=== Instruction ===
Exclude any images and output the remaining records exactly.

=== Source records ===
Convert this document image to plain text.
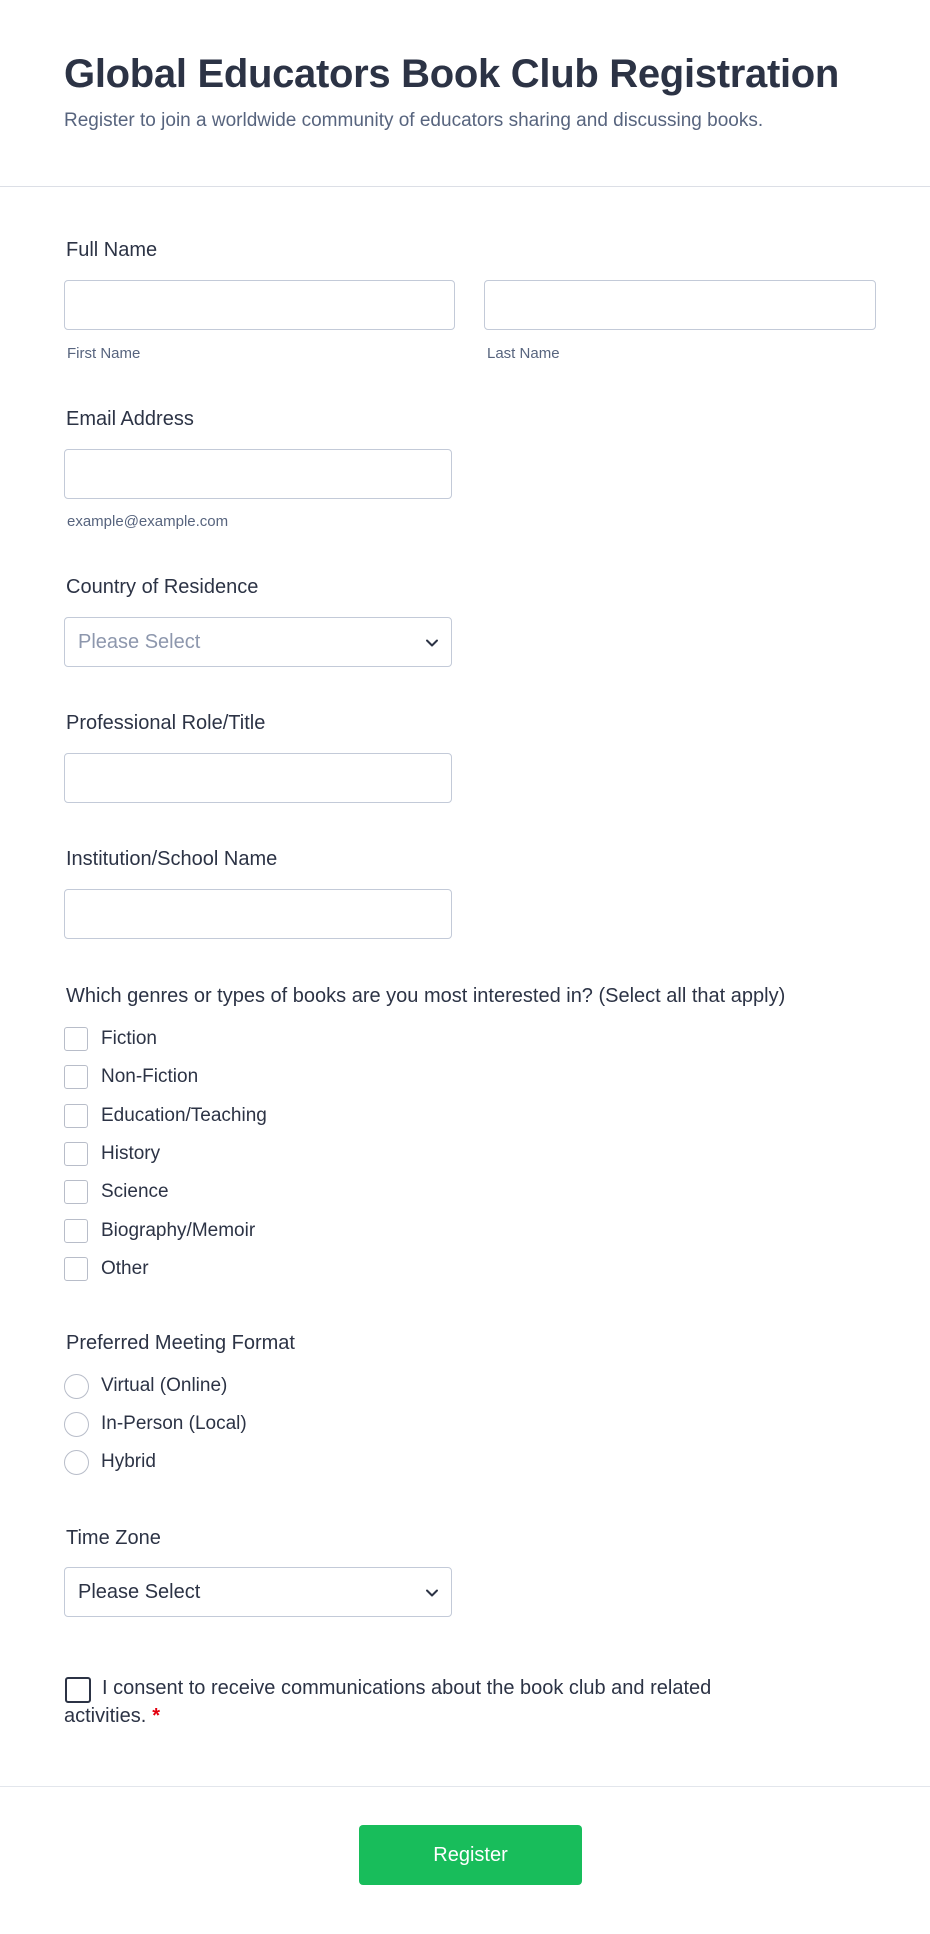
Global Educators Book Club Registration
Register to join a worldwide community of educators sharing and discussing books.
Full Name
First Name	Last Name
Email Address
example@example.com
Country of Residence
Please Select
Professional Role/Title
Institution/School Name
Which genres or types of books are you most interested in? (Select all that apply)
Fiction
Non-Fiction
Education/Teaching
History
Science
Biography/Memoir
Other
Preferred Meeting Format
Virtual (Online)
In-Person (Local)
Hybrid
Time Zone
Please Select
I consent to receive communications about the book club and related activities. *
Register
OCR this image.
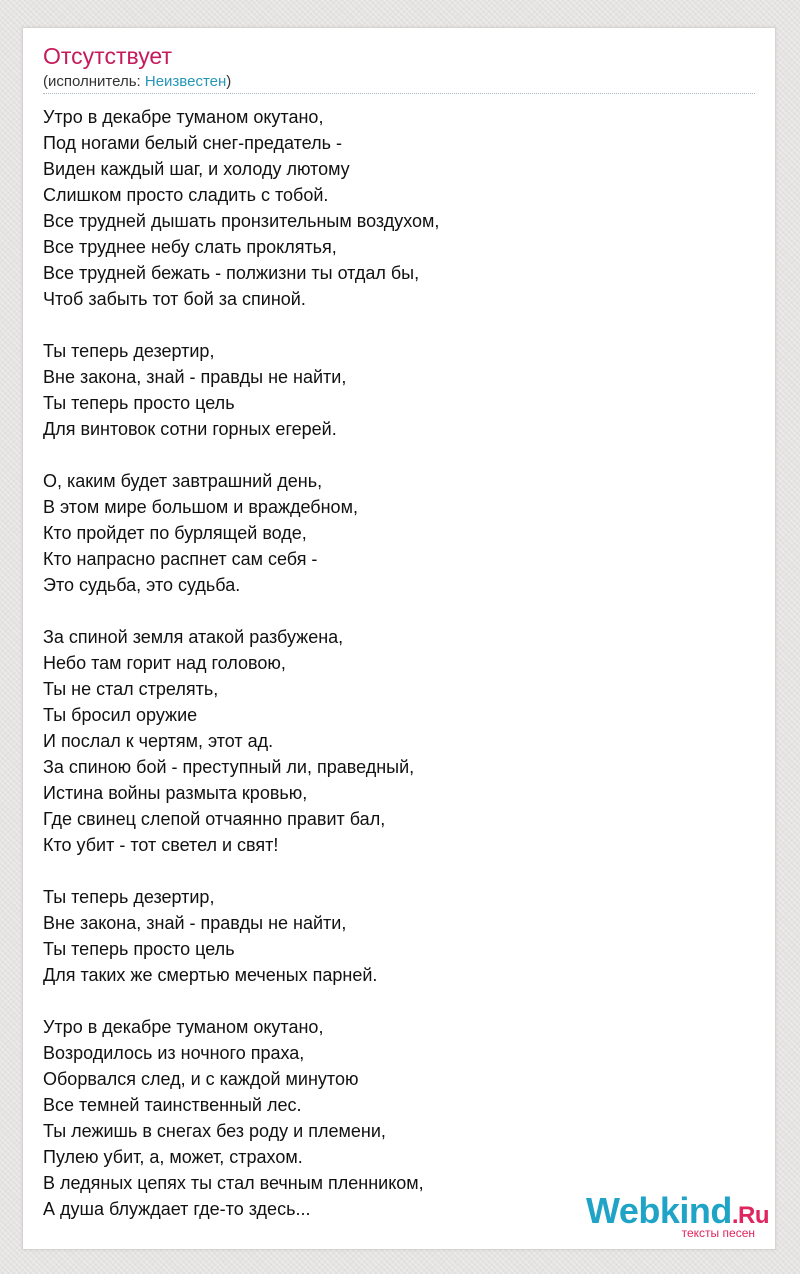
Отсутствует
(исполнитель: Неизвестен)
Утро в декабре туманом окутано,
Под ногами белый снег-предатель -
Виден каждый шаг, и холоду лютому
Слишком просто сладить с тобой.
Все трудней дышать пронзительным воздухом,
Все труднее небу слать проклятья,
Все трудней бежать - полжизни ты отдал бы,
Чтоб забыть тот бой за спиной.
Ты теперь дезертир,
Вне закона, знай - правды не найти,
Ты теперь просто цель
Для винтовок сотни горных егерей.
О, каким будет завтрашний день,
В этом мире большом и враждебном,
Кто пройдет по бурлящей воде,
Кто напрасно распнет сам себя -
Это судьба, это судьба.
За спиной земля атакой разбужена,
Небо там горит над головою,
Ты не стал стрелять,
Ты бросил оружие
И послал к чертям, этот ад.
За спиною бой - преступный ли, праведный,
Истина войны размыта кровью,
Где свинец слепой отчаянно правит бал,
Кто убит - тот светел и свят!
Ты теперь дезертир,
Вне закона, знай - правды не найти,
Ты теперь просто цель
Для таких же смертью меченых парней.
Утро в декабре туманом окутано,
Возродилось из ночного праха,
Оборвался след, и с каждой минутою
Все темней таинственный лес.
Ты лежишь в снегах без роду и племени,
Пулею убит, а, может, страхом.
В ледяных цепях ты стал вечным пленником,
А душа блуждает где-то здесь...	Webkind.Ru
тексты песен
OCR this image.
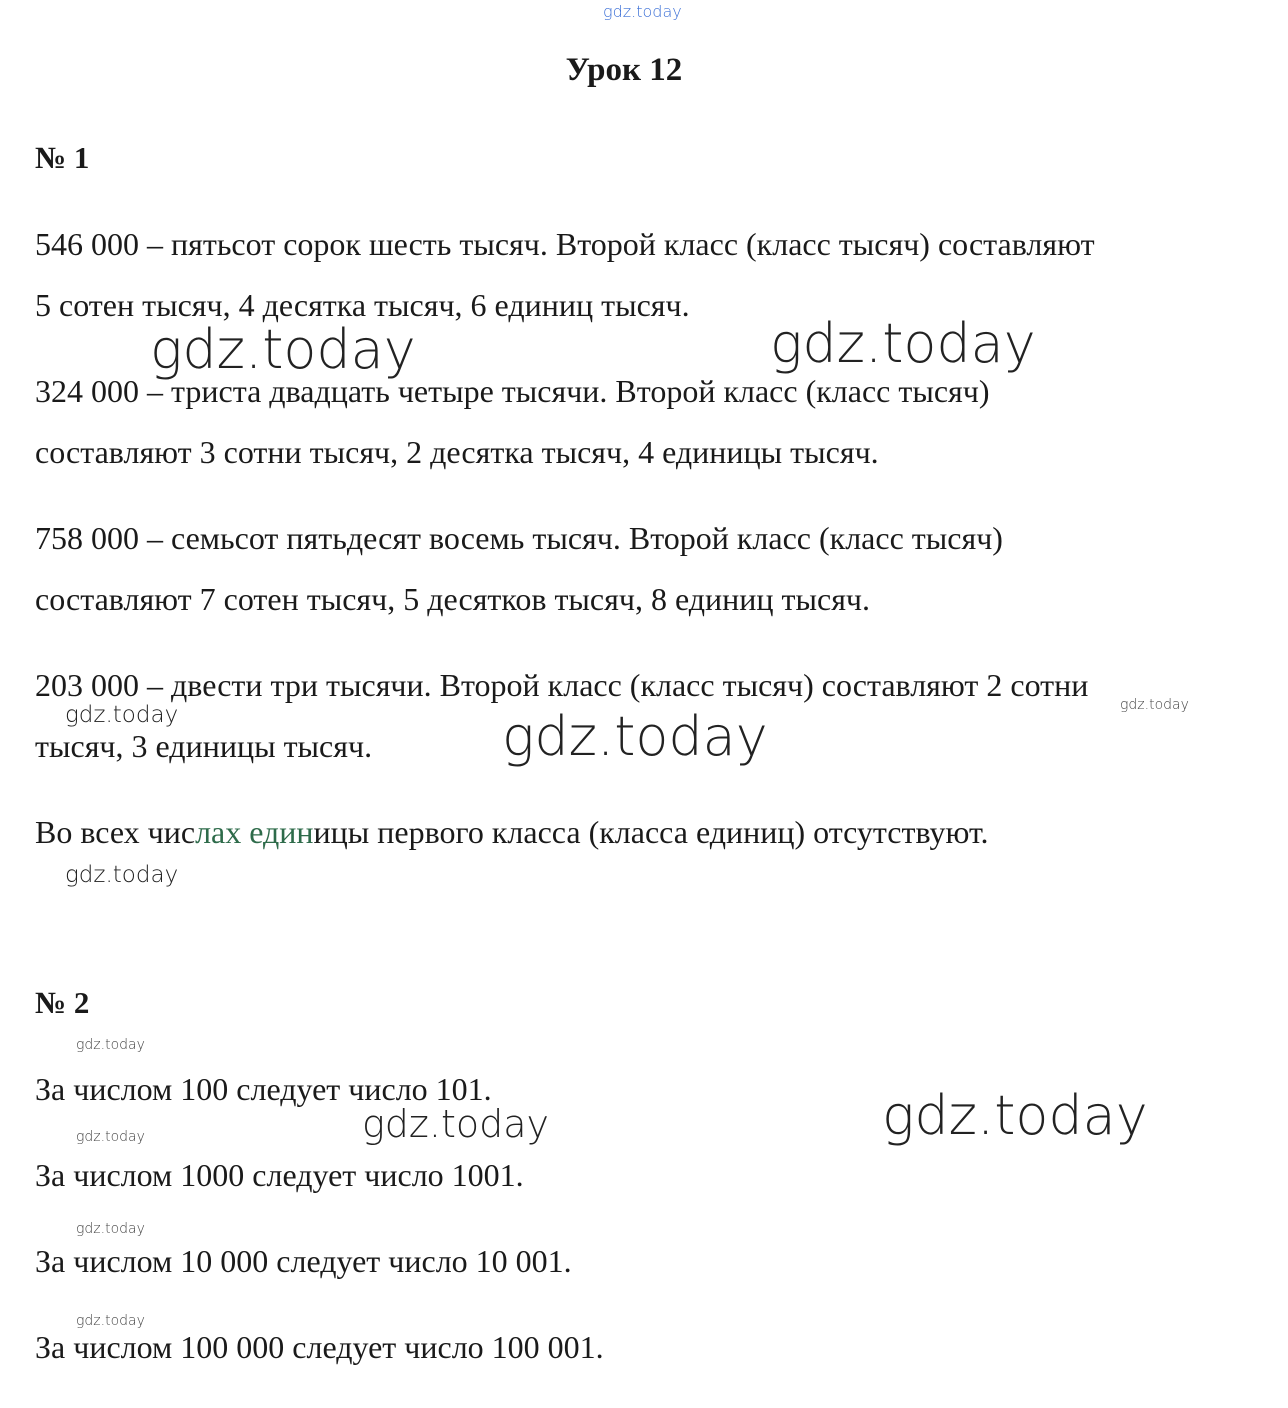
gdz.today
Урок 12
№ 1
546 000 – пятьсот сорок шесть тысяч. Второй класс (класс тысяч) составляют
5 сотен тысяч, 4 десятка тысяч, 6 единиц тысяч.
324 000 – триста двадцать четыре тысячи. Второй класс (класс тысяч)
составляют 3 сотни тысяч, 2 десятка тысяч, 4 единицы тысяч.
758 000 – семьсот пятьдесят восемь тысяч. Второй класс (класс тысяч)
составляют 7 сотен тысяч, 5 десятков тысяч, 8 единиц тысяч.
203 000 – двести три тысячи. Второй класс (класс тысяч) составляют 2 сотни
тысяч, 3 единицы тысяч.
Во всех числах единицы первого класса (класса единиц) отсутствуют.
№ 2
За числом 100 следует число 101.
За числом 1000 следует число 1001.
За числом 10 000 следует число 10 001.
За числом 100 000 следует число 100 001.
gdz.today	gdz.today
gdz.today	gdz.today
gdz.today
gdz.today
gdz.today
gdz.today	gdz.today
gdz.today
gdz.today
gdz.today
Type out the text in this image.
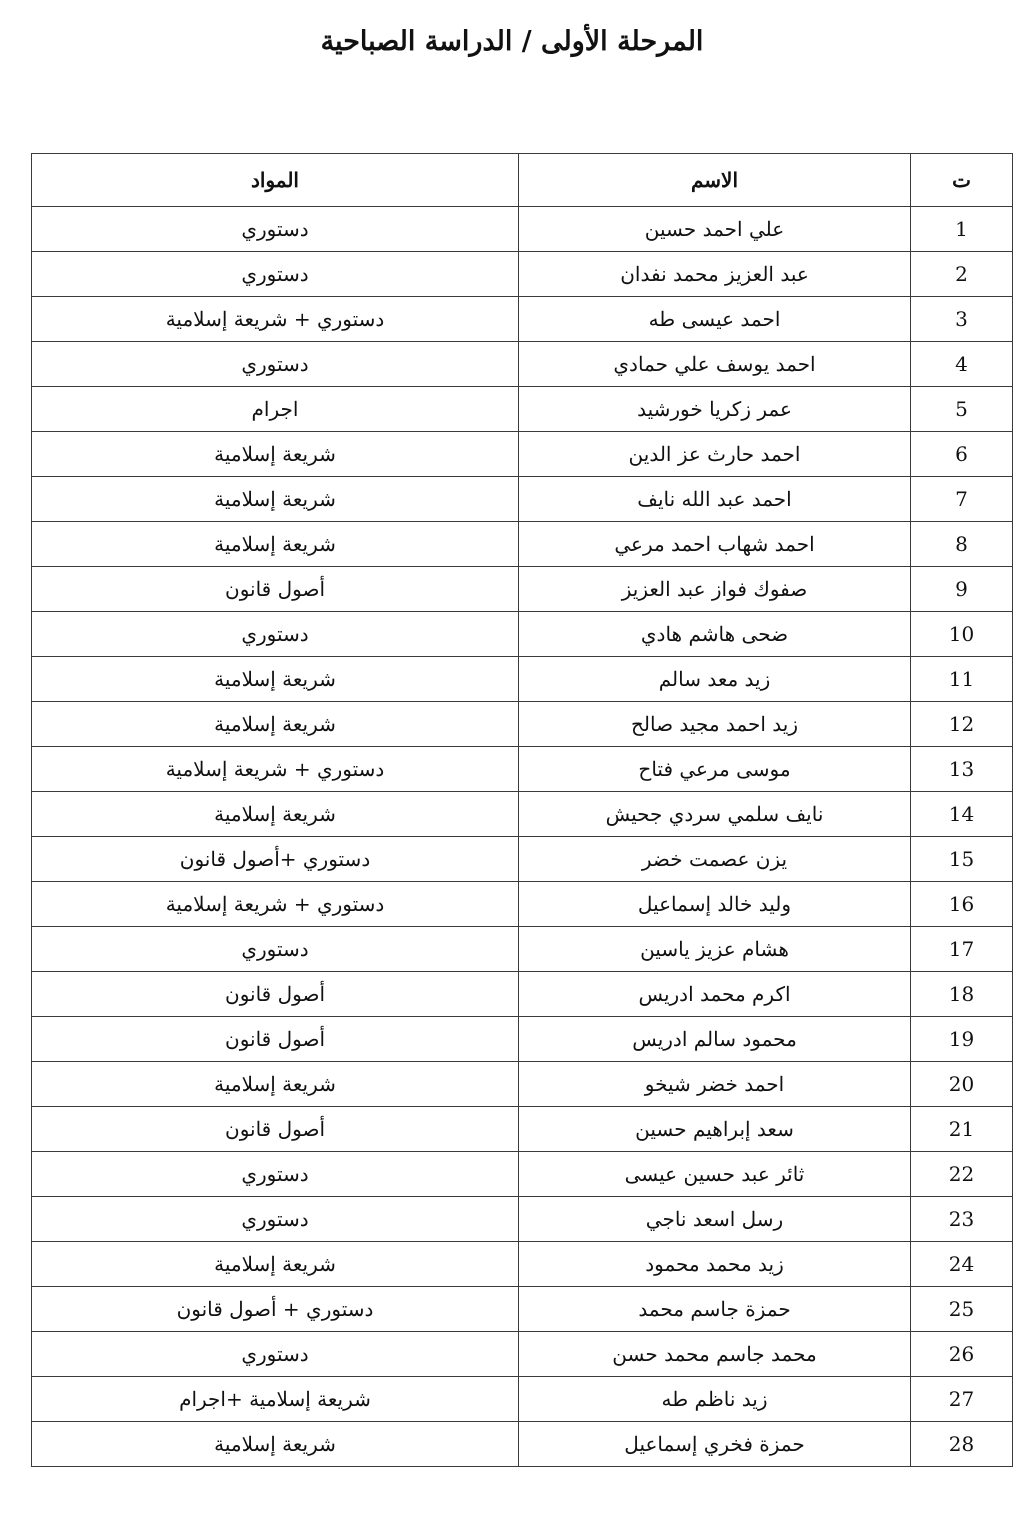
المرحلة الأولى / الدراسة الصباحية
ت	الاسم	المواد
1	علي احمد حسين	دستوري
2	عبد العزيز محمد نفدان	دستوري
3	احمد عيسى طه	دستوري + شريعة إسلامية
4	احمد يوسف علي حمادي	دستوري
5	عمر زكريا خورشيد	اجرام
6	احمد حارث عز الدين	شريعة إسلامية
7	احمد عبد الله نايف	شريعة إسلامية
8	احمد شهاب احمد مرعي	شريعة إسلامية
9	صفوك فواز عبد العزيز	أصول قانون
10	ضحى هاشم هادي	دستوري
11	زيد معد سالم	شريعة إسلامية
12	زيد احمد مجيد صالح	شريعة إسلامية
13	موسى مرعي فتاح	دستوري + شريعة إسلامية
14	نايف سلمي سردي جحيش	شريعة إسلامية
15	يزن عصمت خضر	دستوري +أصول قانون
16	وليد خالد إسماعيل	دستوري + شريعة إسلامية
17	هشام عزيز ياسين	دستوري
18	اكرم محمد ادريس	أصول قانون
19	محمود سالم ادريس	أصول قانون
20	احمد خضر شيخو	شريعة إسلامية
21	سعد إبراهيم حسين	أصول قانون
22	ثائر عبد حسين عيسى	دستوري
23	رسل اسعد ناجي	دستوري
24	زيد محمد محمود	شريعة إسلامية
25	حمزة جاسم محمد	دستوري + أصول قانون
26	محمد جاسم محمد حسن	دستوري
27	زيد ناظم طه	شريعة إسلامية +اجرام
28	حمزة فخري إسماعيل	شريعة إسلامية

=== Result of the task ===
Convert this document image to plain text.
Global Educators Book Club Registration
Register to join a worldwide community of educators sharing and discussing books.
Full Name
First Name	Last Name
Email Address
example@example.com
Country of Residence
Please Select
Professional Role/Title
Institution/School Name
Which genres or types of books are you most interested in? (Select all that apply)
Fiction
Non-Fiction
Education/Teaching
History
Science
Biography/Memoir
Other
Preferred Meeting Format
Virtual (Online)
In-Person (Local)
Hybrid
Time Zone
Please Select
I consent to receive communications about the book club and related activities. *
Register
OCR this image.
Отсутствует
(исполнитель: Неизвестен)
Утро в декабре туманом окутано,
Под ногами белый снег-предатель -
Виден каждый шаг, и холоду лютому
Слишком просто сладить с тобой.
Все трудней дышать пронзительным воздухом,
Все труднее небу слать проклятья,
Все трудней бежать - полжизни ты отдал бы,
Чтоб забыть тот бой за спиной.
Ты теперь дезертир,
Вне закона, знай - правды не найти,
Ты теперь просто цель
Для винтовок сотни горных егерей.
О, каким будет завтрашний день,
В этом мире большом и враждебном,
Кто пройдет по бурлящей воде,
Кто напрасно распнет сам себя -
Это судьба, это судьба.
За спиной земля атакой разбужена,
Небо там горит над головою,
Ты не стал стрелять,
Ты бросил оружие
И послал к чертям, этот ад.
За спиною бой - преступный ли, праведный,
Истина войны размыта кровью,
Где свинец слепой отчаянно правит бал,
Кто убит - тот светел и свят!
Ты теперь дезертир,
Вне закона, знай - правды не найти,
Ты теперь просто цель
Для таких же смертью меченых парней.
Утро в декабре туманом окутано,
Возродилось из ночного праха,
Оборвался след, и с каждой минутою
Все темней таинственный лес.
Ты лежишь в снегах без роду и племени,
Пулею убит, а, может, страхом.
В ледяных цепях ты стал вечным пленником,
А душа блуждает где-то здесь...	Webkind.Ru
тексты песен
OCR this image.
gdz.today
Урок 12
№ 1
546 000 – пятьсот сорок шесть тысяч. Второй класс (класс тысяч) составляют
5 сотен тысяч, 4 десятка тысяч, 6 единиц тысяч.
324 000 – триста двадцать четыре тысячи. Второй класс (класс тысяч)
составляют 3 сотни тысяч, 2 десятка тысяч, 4 единицы тысяч.
758 000 – семьсот пятьдесят восемь тысяч. Второй класс (класс тысяч)
составляют 7 сотен тысяч, 5 десятков тысяч, 8 единиц тысяч.
203 000 – двести три тысячи. Второй класс (класс тысяч) составляют 2 сотни
тысяч, 3 единицы тысяч.
Во всех числах единицы первого класса (класса единиц) отсутствуют.
№ 2
За числом 100 следует число 101.
За числом 1000 следует число 1001.
За числом 10 000 следует число 10 001.
За числом 100 000 следует число 100 001.
gdz.today	gdz.today
gdz.today	gdz.today
gdz.today
gdz.today
gdz.today
gdz.today	gdz.today
gdz.today
gdz.today
gdz.today
Type out the text in this image.
المرحلة الأولى / الدراسة الصباحية
ت	الاسم	المواد
1	علي احمد حسين	دستوري
2	عبد العزيز محمد نفدان	دستوري
3	احمد عيسى طه	دستوري + شريعة إسلامية
4	احمد يوسف علي حمادي	دستوري
5	عمر زكريا خورشيد	اجرام
6	احمد حارث عز الدين	شريعة إسلامية
7	احمد عبد الله نايف	شريعة إسلامية
8	احمد شهاب احمد مرعي	شريعة إسلامية
9	صفوك فواز عبد العزيز	أصول قانون
10	ضحى هاشم هادي	دستوري
11	زيد معد سالم	شريعة إسلامية
12	زيد احمد مجيد صالح	شريعة إسلامية
13	موسى مرعي فتاح	دستوري + شريعة إسلامية
14	نايف سلمي سردي جحيش	شريعة إسلامية
15	يزن عصمت خضر	دستوري +أصول قانون
16	وليد خالد إسماعيل	دستوري + شريعة إسلامية
17	هشام عزيز ياسين	دستوري
18	اكرم محمد ادريس	أصول قانون
19	محمود سالم ادريس	أصول قانون
20	احمد خضر شيخو	شريعة إسلامية
21	سعد إبراهيم حسين	أصول قانون
22	ثائر عبد حسين عيسى	دستوري
23	رسل اسعد ناجي	دستوري
24	زيد محمد محمود	شريعة إسلامية
25	حمزة جاسم محمد	دستوري + أصول قانون
26	محمد جاسم محمد حسن	دستوري
27	زيد ناظم طه	شريعة إسلامية +اجرام
28	حمزة فخري إسماعيل	شريعة إسلامية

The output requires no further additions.